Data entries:
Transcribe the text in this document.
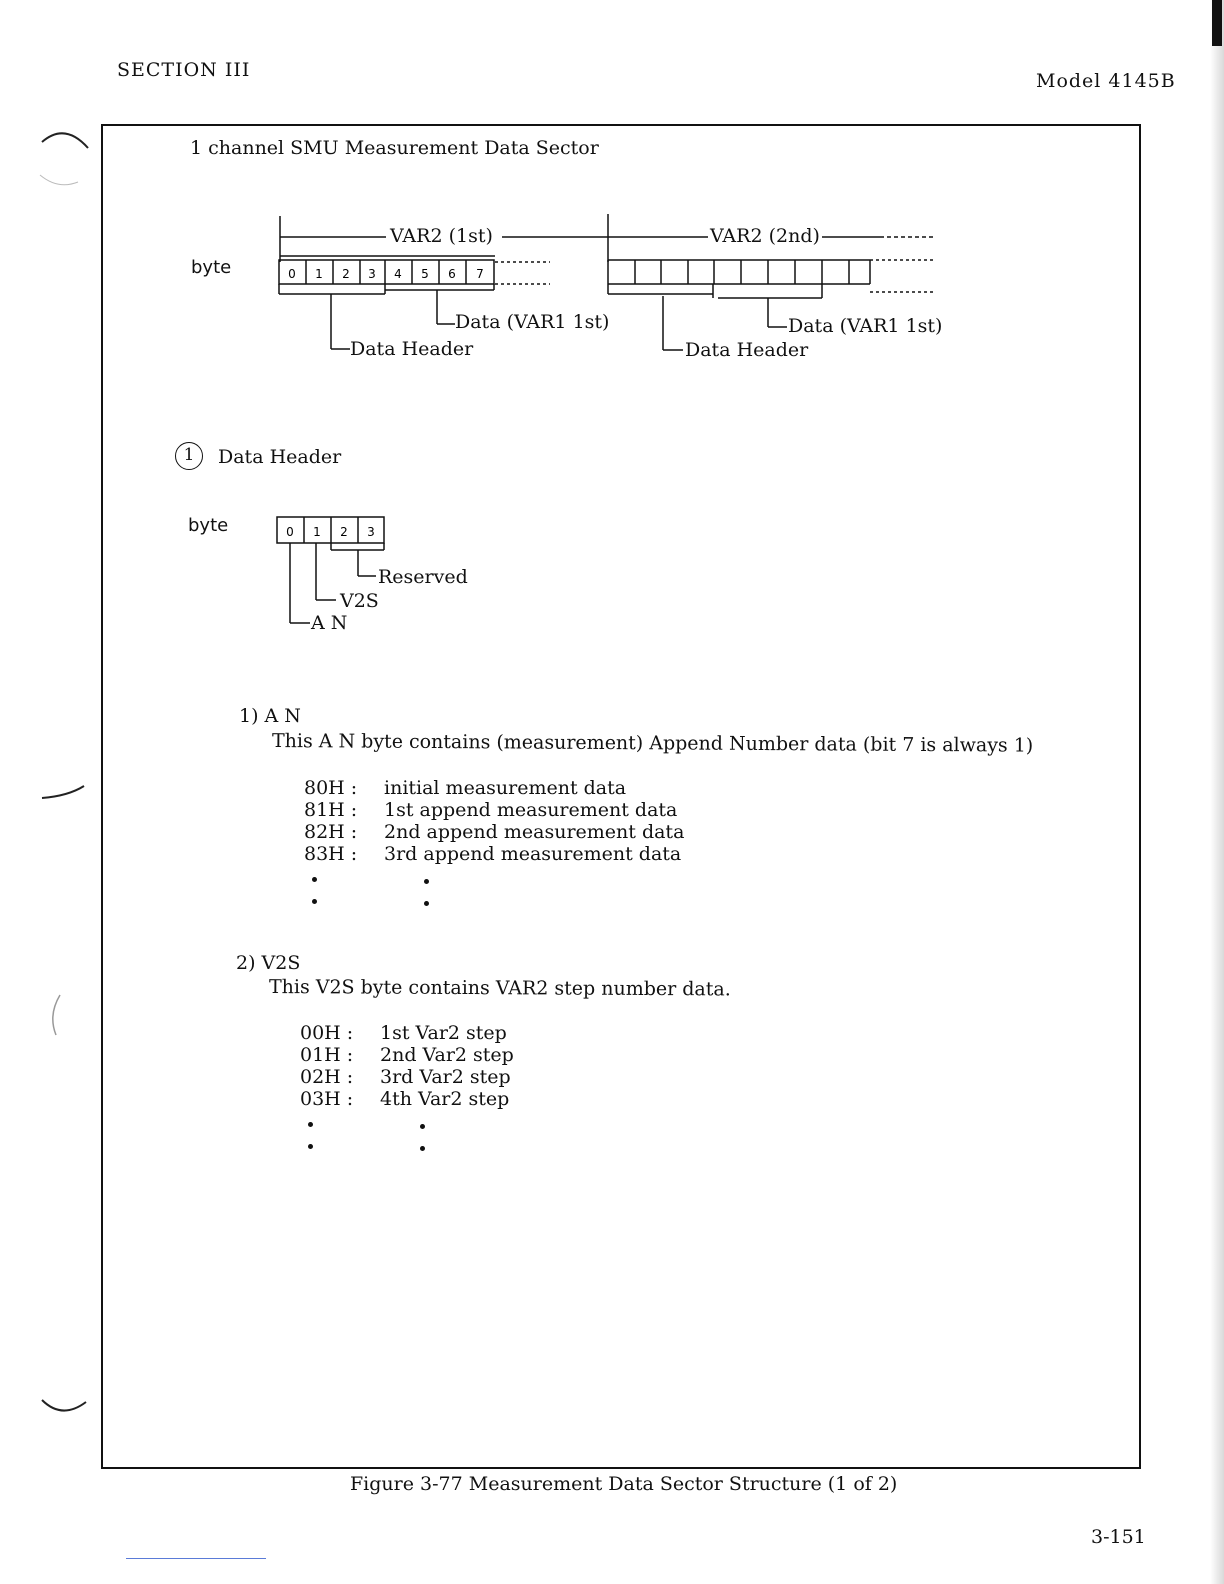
SECTION III	Model 4145B
1 channel SMU Measurement Data Sector
byte	0 1 2 3 4 5 6 7
VAR2 (1st)	VAR2 (2nd)
Data (VAR1 1st)
Data Header
Data (VAR1 1st)
Data Header
1	Data Header
byte	0 1 2 3
Reserved
V2S
A N
1) A N
This A N byte contains (measurement) Append Number data (bit 7 is always 1)
80H : initial measurement data
81H : 1st append measurement data
82H : 2nd append measurement data
83H : 3rd append measurement data
2) V2S
This V2S byte contains VAR2 step number data.
00H : 1st Var2 step
01H : 2nd Var2 step
02H : 3rd Var2 step
03H : 4th Var2 step
Figure 3-77 Measurement Data Sector Structure (1 of 2)
3-151
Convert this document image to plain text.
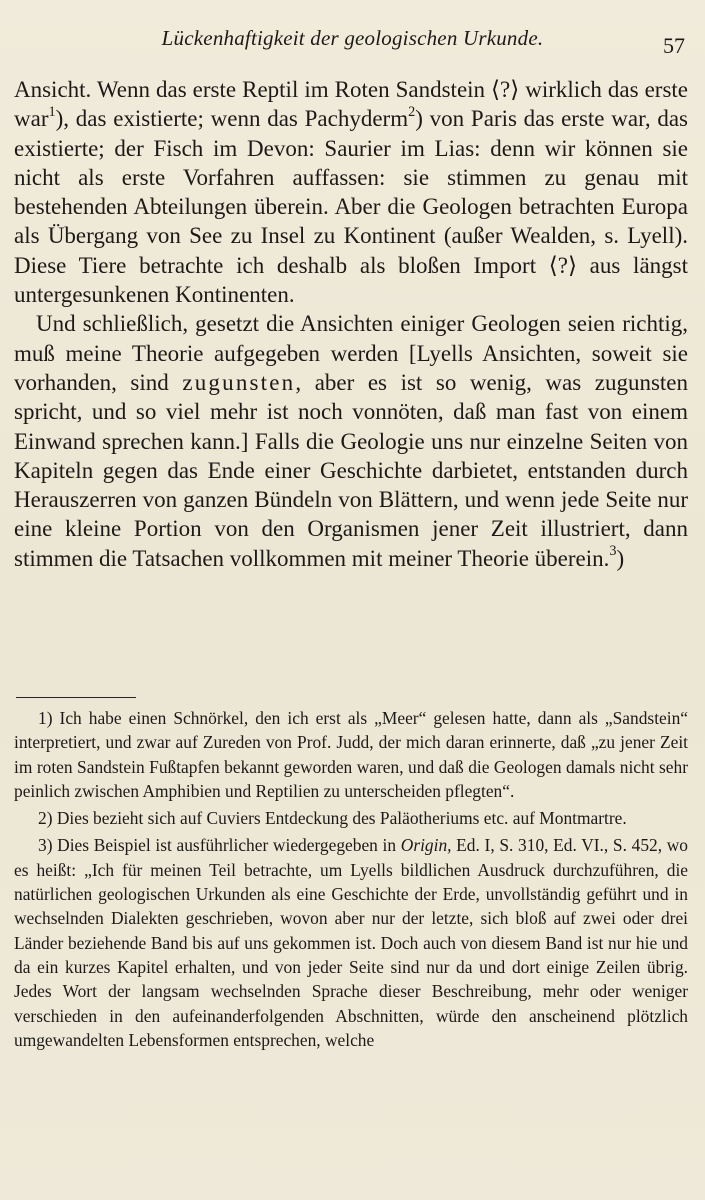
Lückenhaftigkeit der geologischen Urkunde.	57

Ansicht. Wenn das erste Reptil im Roten Sandstein ⟨?⟩ wirklich das erste war$^1$), das existierte; wenn das Pachyderm$^2$) von Paris das erste war, das existierte; der Fisch im Devon: Saurier im Lias: denn wir können sie nicht als erste Vorfahren auffassen: sie stimmen zu genau mit bestehenden Abteilungen überein. Aber die Geologen betrachten Europa als Übergang von See zu Insel zu Kontinent (außer Wealden, s. Lyell). Diese Tiere betrachte ich deshalb als bloßen Import ⟨?⟩ aus längst untergesunkenen Kontinenten.

Und schließlich, gesetzt die Ansichten einiger Geologen seien richtig, muß meine Theorie aufgegeben werden [Lyells Ansichten, soweit sie vorhanden, sind zugunsten, aber es ist so wenig, was zugunsten spricht, und so viel mehr ist noch vonnöten, daß man fast von einem Einwand sprechen kann.] Falls die Geologie uns nur einzelne Seiten von Kapiteln gegen das Ende einer Geschichte darbietet, entstanden durch Herauszerren von ganzen Bündeln von Blättern, und wenn jede Seite nur eine kleine Portion von den Organismen jener Zeit illustriert, dann stimmen die Tatsachen vollkommen mit meiner Theorie überein.$^3$)

1) Ich habe einen Schnörkel, den ich erst als „Meer“ gelesen hatte, dann als „Sandstein“ interpretiert, und zwar auf Zureden von Prof. Judd, der mich daran erinnerte, daß „zu jener Zeit im roten Sandstein Fußtapfen bekannt geworden waren, und daß die Geologen damals nicht sehr peinlich zwischen Amphibien und Reptilien zu unterscheiden pflegten“.

2) Dies bezieht sich auf Cuviers Entdeckung des Paläotheriums etc. auf Montmartre.

3) Dies Beispiel ist ausführlicher wiedergegeben in Origin, Ed. I, S. 310, Ed. VI., S. 452, wo es heißt: „Ich für meinen Teil betrachte, um Lyells bildlichen Ausdruck durchzuführen, die natürlichen geologischen Urkunden als eine Geschichte der Erde, unvollständig geführt und in wechselnden Dialekten geschrieben, wovon aber nur der letzte, sich bloß auf zwei oder drei Länder beziehende Band bis auf uns gekommen ist. Doch auch von diesem Band ist nur hie und da ein kurzes Kapitel erhalten, und von jeder Seite sind nur da und dort einige Zeilen übrig. Jedes Wort der langsam wechselnden Sprache dieser Beschreibung, mehr oder weniger verschieden in den aufeinanderfolgenden Abschnitten, würde den anscheinend plötzlich umgewandelten Lebensformen entsprechen, welche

> Task to complete
Take the listing and print it again exactly, but without any pictures.

> Answer
Transcribe the text in this document.
SECTION III	Model 4145B
1 channel SMU Measurement Data Sector
byte	0 1 2 3 4 5 6 7
VAR2 (1st)	VAR2 (2nd)
Data (VAR1 1st)
Data Header
Data (VAR1 1st)
Data Header
1	Data Header
byte	0 1 2 3
Reserved
V2S
A N
1) A N
This A N byte contains (measurement) Append Number data (bit 7 is always 1)
80H : initial measurement data
81H : 1st append measurement data
82H : 2nd append measurement data
83H : 3rd append measurement data
2) V2S
This V2S byte contains VAR2 step number data.
00H : 1st Var2 step
01H : 2nd Var2 step
02H : 3rd Var2 step
03H : 4th Var2 step
Figure 3-77 Measurement Data Sector Structure (1 of 2)
3-151
Convert this document image to plain text.
Lückenhaftigkeit der geologischen Urkunde.	57

Ansicht. Wenn das erste Reptil im Roten Sandstein ⟨?⟩ wirklich das erste war$^1$), das existierte; wenn das Pachyderm$^2$) von Paris das erste war, das existierte; der Fisch im Devon: Saurier im Lias: denn wir können sie nicht als erste Vorfahren auffassen: sie stimmen zu genau mit bestehenden Abteilungen überein. Aber die Geologen betrachten Europa als Übergang von See zu Insel zu Kontinent (außer Wealden, s. Lyell). Diese Tiere betrachte ich deshalb als bloßen Import ⟨?⟩ aus längst untergesunkenen Kontinenten.

Und schließlich, gesetzt die Ansichten einiger Geologen seien richtig, muß meine Theorie aufgegeben werden [Lyells Ansichten, soweit sie vorhanden, sind zugunsten, aber es ist so wenig, was zugunsten spricht, und so viel mehr ist noch vonnöten, daß man fast von einem Einwand sprechen kann.] Falls die Geologie uns nur einzelne Seiten von Kapiteln gegen das Ende einer Geschichte darbietet, entstanden durch Herauszerren von ganzen Bündeln von Blättern, und wenn jede Seite nur eine kleine Portion von den Organismen jener Zeit illustriert, dann stimmen die Tatsachen vollkommen mit meiner Theorie überein.$^3$)

1) Ich habe einen Schnörkel, den ich erst als „Meer“ gelesen hatte, dann als „Sandstein“ interpretiert, und zwar auf Zureden von Prof. Judd, der mich daran erinnerte, daß „zu jener Zeit im roten Sandstein Fußtapfen bekannt geworden waren, und daß die Geologen damals nicht sehr peinlich zwischen Amphibien und Reptilien zu unterscheiden pflegten“.

2) Dies bezieht sich auf Cuviers Entdeckung des Paläotheriums etc. auf Montmartre.

3) Dies Beispiel ist ausführlicher wiedergegeben in Origin, Ed. I, S. 310, Ed. VI., S. 452, wo es heißt: „Ich für meinen Teil betrachte, um Lyells bildlichen Ausdruck durchzuführen, die natürlichen geologischen Urkunden als eine Geschichte der Erde, unvollständig geführt und in wechselnden Dialekten geschrieben, wovon aber nur der letzte, sich bloß auf zwei oder drei Länder beziehende Band bis auf uns gekommen ist. Doch auch von diesem Band ist nur hie und da ein kurzes Kapitel erhalten, und von jeder Seite sind nur da und dort einige Zeilen übrig. Jedes Wort der langsam wechselnden Sprache dieser Beschreibung, mehr oder weniger verschieden in den aufeinanderfolgenden Abschnitten, würde den anscheinend plötzlich umgewandelten Lebensformen entsprechen, welche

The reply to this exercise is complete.